What you will do: Below are some records. Copy every line in them that holds "movies".
** START Records supplied **
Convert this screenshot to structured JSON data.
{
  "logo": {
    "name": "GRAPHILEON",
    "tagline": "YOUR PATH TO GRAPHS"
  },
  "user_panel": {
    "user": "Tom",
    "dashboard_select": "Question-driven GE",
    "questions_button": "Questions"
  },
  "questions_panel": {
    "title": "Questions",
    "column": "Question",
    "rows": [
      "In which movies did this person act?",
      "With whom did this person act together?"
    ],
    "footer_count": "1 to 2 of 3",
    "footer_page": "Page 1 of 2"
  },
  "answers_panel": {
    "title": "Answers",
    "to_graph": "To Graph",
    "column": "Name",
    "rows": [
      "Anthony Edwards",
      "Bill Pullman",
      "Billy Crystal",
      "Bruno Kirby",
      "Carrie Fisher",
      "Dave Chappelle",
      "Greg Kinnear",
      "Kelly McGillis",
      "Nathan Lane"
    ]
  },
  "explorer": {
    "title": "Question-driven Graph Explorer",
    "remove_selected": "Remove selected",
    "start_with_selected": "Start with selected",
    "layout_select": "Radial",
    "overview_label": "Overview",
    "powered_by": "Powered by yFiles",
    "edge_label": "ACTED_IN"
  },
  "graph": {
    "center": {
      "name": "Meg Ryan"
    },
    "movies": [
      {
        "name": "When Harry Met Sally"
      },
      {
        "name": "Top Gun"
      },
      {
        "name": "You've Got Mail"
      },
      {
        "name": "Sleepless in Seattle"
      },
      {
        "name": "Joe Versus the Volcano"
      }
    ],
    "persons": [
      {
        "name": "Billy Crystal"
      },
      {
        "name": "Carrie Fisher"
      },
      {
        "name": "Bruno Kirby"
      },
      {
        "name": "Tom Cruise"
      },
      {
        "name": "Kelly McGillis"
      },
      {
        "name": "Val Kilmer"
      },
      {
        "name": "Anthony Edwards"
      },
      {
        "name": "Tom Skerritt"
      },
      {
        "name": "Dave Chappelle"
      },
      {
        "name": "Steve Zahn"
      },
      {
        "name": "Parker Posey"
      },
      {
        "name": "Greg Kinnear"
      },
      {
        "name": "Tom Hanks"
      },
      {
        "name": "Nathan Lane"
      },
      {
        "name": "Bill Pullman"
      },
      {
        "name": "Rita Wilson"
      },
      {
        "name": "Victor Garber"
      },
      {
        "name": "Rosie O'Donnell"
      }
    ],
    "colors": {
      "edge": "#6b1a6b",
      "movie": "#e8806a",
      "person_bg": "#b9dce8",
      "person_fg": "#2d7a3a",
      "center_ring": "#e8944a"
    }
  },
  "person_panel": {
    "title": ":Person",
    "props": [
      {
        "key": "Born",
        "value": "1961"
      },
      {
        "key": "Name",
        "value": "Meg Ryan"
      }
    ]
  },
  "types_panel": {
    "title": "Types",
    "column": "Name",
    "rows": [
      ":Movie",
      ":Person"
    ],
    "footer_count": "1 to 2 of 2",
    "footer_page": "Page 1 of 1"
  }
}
** END Records supplied **
Solution to this problem:
      "In which movies did this person act?",
    "movies": [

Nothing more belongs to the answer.